◆ RECORD LIST

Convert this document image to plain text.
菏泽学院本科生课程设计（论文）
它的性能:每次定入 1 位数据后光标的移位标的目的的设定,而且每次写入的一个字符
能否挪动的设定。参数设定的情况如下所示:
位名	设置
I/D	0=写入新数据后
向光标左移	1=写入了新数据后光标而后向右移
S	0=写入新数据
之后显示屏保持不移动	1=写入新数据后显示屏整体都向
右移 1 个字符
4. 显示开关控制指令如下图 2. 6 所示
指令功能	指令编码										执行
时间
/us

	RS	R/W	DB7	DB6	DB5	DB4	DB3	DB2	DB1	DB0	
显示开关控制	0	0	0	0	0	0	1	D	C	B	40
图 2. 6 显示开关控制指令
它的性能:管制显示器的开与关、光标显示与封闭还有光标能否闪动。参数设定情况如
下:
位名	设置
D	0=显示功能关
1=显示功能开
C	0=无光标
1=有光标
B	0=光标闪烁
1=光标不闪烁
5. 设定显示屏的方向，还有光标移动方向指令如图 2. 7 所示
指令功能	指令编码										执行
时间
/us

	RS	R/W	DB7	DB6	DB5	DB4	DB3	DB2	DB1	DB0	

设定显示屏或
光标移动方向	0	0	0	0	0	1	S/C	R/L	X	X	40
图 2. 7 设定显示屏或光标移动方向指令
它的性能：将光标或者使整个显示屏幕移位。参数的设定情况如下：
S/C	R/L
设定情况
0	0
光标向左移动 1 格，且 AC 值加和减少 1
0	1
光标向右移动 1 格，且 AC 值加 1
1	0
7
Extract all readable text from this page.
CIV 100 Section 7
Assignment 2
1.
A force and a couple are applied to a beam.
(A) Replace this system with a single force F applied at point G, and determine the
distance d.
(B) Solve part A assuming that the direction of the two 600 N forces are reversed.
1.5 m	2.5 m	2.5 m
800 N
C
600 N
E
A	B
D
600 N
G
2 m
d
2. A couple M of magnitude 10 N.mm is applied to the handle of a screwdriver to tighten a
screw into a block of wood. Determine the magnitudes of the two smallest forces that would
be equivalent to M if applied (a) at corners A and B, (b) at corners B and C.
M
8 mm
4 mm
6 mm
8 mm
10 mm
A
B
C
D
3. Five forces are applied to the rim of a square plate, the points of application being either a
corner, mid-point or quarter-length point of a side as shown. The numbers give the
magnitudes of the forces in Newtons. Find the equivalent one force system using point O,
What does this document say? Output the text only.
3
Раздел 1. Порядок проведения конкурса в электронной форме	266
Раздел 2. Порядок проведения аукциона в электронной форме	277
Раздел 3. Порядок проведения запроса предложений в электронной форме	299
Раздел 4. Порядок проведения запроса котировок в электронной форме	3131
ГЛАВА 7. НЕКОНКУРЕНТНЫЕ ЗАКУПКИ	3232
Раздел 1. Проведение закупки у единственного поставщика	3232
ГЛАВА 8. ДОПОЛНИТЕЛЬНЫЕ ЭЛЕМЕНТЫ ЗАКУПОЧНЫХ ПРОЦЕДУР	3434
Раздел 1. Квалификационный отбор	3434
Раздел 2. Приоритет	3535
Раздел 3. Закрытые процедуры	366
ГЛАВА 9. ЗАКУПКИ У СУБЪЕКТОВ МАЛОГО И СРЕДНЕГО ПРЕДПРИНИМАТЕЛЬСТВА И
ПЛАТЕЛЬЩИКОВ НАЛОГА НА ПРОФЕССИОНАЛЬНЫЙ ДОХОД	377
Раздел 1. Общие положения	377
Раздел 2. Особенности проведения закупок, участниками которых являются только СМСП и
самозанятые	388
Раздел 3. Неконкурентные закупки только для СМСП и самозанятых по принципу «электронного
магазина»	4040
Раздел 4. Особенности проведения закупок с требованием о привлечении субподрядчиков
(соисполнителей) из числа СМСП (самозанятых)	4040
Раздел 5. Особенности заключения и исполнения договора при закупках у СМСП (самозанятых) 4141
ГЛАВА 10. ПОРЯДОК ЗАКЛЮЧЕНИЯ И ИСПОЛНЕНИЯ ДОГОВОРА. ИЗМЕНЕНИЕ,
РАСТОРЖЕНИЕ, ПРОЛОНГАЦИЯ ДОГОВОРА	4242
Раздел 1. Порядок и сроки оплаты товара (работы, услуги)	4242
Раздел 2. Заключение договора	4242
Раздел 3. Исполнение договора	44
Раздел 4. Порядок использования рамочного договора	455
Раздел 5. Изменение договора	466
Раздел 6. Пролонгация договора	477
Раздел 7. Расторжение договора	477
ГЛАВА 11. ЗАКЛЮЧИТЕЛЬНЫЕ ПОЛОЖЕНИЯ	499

◆ WHAT TO WORK ON
Tally the lines in the listing that hold "закупок" and report the number alone.

◆ RESULT OF THIS EXERCISE
2